* GOAL OF THE EXERCISE *
Extract all of the entries and set them down verbatim.

* RECORDS FOR THIS TASK *
┌──
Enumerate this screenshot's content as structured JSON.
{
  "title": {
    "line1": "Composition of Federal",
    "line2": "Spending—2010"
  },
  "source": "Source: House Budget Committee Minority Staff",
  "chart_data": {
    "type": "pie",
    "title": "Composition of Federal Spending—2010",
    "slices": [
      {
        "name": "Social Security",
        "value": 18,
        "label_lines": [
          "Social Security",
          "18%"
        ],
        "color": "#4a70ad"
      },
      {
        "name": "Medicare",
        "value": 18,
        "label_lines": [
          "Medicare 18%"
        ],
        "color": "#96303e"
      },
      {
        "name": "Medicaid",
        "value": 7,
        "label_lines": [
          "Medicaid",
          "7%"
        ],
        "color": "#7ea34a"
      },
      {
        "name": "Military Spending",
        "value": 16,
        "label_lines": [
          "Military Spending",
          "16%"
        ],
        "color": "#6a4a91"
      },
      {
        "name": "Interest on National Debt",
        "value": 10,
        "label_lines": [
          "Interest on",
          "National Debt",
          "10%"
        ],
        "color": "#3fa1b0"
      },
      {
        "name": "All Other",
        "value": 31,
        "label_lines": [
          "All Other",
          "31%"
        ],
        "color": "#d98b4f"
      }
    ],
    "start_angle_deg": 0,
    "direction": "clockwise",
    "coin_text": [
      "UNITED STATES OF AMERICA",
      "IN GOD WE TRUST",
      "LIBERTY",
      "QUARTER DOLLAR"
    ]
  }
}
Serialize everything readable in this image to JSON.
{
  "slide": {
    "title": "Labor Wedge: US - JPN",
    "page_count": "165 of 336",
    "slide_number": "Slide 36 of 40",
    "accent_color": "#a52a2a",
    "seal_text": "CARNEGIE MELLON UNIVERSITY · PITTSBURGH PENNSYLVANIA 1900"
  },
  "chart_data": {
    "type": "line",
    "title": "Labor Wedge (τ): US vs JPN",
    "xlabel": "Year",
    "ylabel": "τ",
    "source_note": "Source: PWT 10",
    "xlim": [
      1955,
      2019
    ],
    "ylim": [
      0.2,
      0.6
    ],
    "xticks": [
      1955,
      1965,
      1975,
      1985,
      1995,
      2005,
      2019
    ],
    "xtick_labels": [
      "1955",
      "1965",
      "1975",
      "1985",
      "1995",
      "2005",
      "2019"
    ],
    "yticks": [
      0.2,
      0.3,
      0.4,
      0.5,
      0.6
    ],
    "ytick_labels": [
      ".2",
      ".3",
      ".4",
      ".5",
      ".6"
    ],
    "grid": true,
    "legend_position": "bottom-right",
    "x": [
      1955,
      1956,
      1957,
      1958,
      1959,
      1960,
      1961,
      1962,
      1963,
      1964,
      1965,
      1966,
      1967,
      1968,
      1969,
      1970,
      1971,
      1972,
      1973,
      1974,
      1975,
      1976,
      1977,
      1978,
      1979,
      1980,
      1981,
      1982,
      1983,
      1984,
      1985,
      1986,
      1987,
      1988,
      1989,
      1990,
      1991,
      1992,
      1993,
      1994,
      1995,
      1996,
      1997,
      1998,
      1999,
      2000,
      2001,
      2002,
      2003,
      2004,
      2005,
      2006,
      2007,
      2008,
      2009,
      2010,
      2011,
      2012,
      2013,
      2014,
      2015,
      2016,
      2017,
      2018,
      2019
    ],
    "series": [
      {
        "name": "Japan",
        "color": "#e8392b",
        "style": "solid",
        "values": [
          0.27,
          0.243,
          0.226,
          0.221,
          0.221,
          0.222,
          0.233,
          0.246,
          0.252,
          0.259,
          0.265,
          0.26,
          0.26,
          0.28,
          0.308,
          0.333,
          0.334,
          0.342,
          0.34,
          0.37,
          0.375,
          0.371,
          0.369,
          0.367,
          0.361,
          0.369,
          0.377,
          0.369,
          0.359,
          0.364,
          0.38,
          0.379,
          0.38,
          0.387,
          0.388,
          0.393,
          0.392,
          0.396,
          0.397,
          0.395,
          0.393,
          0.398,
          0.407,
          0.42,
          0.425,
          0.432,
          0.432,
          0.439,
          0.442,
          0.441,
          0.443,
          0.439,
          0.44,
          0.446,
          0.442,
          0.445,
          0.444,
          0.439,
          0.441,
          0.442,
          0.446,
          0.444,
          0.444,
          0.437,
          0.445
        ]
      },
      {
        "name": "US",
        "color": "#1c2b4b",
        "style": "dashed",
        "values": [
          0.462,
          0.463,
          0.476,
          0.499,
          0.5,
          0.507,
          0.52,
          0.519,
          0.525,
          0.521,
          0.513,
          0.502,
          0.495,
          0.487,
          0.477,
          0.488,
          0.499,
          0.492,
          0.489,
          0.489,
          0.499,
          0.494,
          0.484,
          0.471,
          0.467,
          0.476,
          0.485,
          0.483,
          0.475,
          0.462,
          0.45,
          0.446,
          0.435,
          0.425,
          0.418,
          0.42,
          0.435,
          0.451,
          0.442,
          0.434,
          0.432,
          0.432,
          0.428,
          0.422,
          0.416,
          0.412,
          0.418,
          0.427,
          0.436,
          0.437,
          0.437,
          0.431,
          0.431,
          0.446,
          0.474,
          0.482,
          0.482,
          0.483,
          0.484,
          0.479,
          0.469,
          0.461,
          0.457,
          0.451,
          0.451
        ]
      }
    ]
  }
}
└──
* RESPONSE *
Enumerate this screenshot's content as structured JSON.
{
  "title": {
    "line1": "Composition of Federal",
    "line2": "Spending—2010"
  },
  "source": "Source: House Budget Committee Minority Staff",
  "chart_data": {
    "type": "pie",
    "title": "Composition of Federal Spending—2010",
    "slices": [
      {
        "name": "Social Security",
        "value": 18,
        "label_lines": [
          "Social Security",
          "18%"
        ],
        "color": "#4a70ad"
      },
      {
        "name": "Medicare",
        "value": 18,
        "label_lines": [
          "Medicare 18%"
        ],
        "color": "#96303e"
      },
      {
        "name": "Medicaid",
        "value": 7,
        "label_lines": [
          "Medicaid",
          "7%"
        ],
        "color": "#7ea34a"
      },
      {
        "name": "Military Spending",
        "value": 16,
        "label_lines": [
          "Military Spending",
          "16%"
        ],
        "color": "#6a4a91"
      },
      {
        "name": "Interest on National Debt",
        "value": 10,
        "label_lines": [
          "Interest on",
          "National Debt",
          "10%"
        ],
        "color": "#3fa1b0"
      },
      {
        "name": "All Other",
        "value": 31,
        "label_lines": [
          "All Other",
          "31%"
        ],
        "color": "#d98b4f"
      }
    ],
    "start_angle_deg": 0,
    "direction": "clockwise",
    "coin_text": [
      "UNITED STATES OF AMERICA",
      "IN GOD WE TRUST",
      "LIBERTY",
      "QUARTER DOLLAR"
    ]
  }
}
Serialize everything readable in this image to JSON.
{
  "slide": {
    "title": "Labor Wedge: US - JPN",
    "page_count": "165 of 336",
    "slide_number": "Slide 36 of 40",
    "accent_color": "#a52a2a",
    "seal_text": "CARNEGIE MELLON UNIVERSITY · PITTSBURGH PENNSYLVANIA 1900"
  },
  "chart_data": {
    "type": "line",
    "title": "Labor Wedge (τ): US vs JPN",
    "xlabel": "Year",
    "ylabel": "τ",
    "source_note": "Source: PWT 10",
    "xlim": [
      1955,
      2019
    ],
    "ylim": [
      0.2,
      0.6
    ],
    "xticks": [
      1955,
      1965,
      1975,
      1985,
      1995,
      2005,
      2019
    ],
    "xtick_labels": [
      "1955",
      "1965",
      "1975",
      "1985",
      "1995",
      "2005",
      "2019"
    ],
    "yticks": [
      0.2,
      0.3,
      0.4,
      0.5,
      0.6
    ],
    "ytick_labels": [
      ".2",
      ".3",
      ".4",
      ".5",
      ".6"
    ],
    "grid": true,
    "legend_position": "bottom-right",
    "x": [
      1955,
      1956,
      1957,
      1958,
      1959,
      1960,
      1961,
      1962,
      1963,
      1964,
      1965,
      1966,
      1967,
      1968,
      1969,
      1970,
      1971,
      1972,
      1973,
      1974,
      1975,
      1976,
      1977,
      1978,
      1979,
      1980,
      1981,
      1982,
      1983,
      1984,
      1985,
      1986,
      1987,
      1988,
      1989,
      1990,
      1991,
      1992,
      1993,
      1994,
      1995,
      1996,
      1997,
      1998,
      1999,
      2000,
      2001,
      2002,
      2003,
      2004,
      2005,
      2006,
      2007,
      2008,
      2009,
      2010,
      2011,
      2012,
      2013,
      2014,
      2015,
      2016,
      2017,
      2018,
      2019
    ],
    "series": [
      {
        "name": "Japan",
        "color": "#e8392b",
        "style": "solid",
        "values": [
          0.27,
          0.243,
          0.226,
          0.221,
          0.221,
          0.222,
          0.233,
          0.246,
          0.252,
          0.259,
          0.265,
          0.26,
          0.26,
          0.28,
          0.308,
          0.333,
          0.334,
          0.342,
          0.34,
          0.37,
          0.375,
          0.371,
          0.369,
          0.367,
          0.361,
          0.369,
          0.377,
          0.369,
          0.359,
          0.364,
          0.38,
          0.379,
          0.38,
          0.387,
          0.388,
          0.393,
          0.392,
          0.396,
          0.397,
          0.395,
          0.393,
          0.398,
          0.407,
          0.42,
          0.425,
          0.432,
          0.432,
          0.439,
          0.442,
          0.441,
          0.443,
          0.439,
          0.44,
          0.446,
          0.442,
          0.445,
          0.444,
          0.439,
          0.441,
          0.442,
          0.446,
          0.444,
          0.444,
          0.437,
          0.445
        ]
      },
      {
        "name": "US",
        "color": "#1c2b4b",
        "style": "dashed",
        "values": [
          0.462,
          0.463,
          0.476,
          0.499,
          0.5,
          0.507,
          0.52,
          0.519,
          0.525,
          0.521,
          0.513,
          0.502,
          0.495,
          0.487,
          0.477,
          0.488,
          0.499,
          0.492,
          0.489,
          0.489,
          0.499,
          0.494,
          0.484,
          0.471,
          0.467,
          0.476,
          0.485,
          0.483,
          0.475,
          0.462,
          0.45,
          0.446,
          0.435,
          0.425,
          0.418,
          0.42,
          0.435,
          0.451,
          0.442,
          0.434,
          0.432,
          0.432,
          0.428,
          0.422,
          0.416,
          0.412,
          0.418,
          0.427,
          0.436,
          0.437,
          0.437,
          0.431,
          0.431,
          0.446,
          0.474,
          0.482,
          0.482,
          0.483,
          0.484,
          0.479,
          0.469,
          0.461,
          0.457,
          0.451,
          0.451
        ]
      }
    ]
  }
}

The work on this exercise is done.